#### Data supplied

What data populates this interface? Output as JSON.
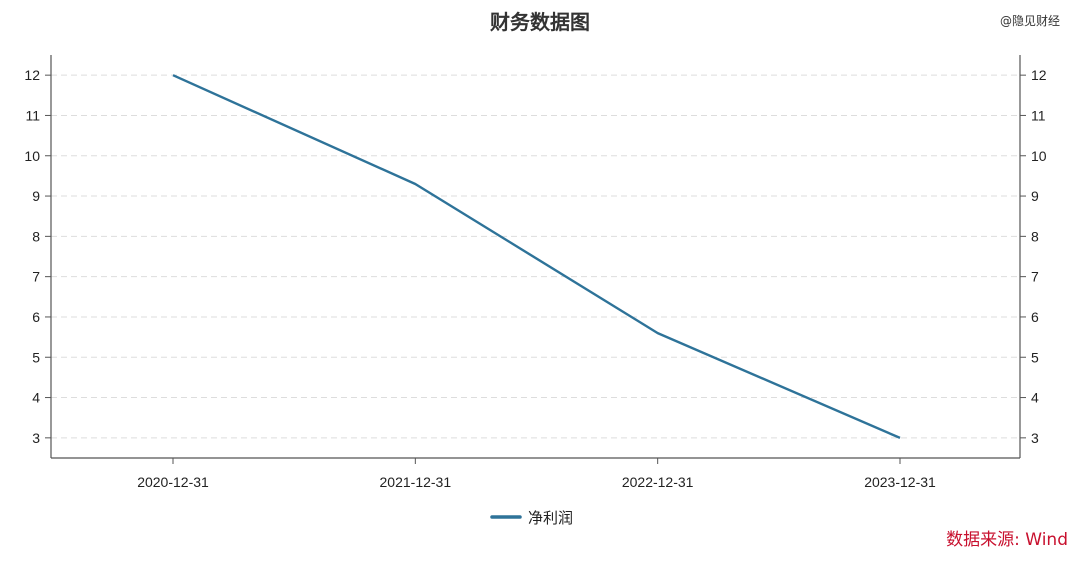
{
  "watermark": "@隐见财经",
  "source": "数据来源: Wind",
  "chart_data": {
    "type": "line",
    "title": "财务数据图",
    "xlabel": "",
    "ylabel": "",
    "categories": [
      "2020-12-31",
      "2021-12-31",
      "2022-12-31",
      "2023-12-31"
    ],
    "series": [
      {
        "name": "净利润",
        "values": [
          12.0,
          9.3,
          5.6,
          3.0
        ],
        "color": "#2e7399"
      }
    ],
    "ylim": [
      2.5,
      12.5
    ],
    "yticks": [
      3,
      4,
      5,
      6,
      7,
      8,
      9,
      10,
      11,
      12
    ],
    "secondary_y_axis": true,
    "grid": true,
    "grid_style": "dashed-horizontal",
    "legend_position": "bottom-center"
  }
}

#### Objective
Reproduce all entries exactly. Pictures do not belong in the copy.

#### Exercise response
What data populates this interface? Output as JSON.
{
  "watermark": "@隐见财经",
  "source": "数据来源: Wind",
  "chart_data": {
    "type": "line",
    "title": "财务数据图",
    "xlabel": "",
    "ylabel": "",
    "categories": [
      "2020-12-31",
      "2021-12-31",
      "2022-12-31",
      "2023-12-31"
    ],
    "series": [
      {
        "name": "净利润",
        "values": [
          12.0,
          9.3,
          5.6,
          3.0
        ],
        "color": "#2e7399"
      }
    ],
    "ylim": [
      2.5,
      12.5
    ],
    "yticks": [
      3,
      4,
      5,
      6,
      7,
      8,
      9,
      10,
      11,
      12
    ],
    "secondary_y_axis": true,
    "grid": true,
    "grid_style": "dashed-horizontal",
    "legend_position": "bottom-center"
  }
}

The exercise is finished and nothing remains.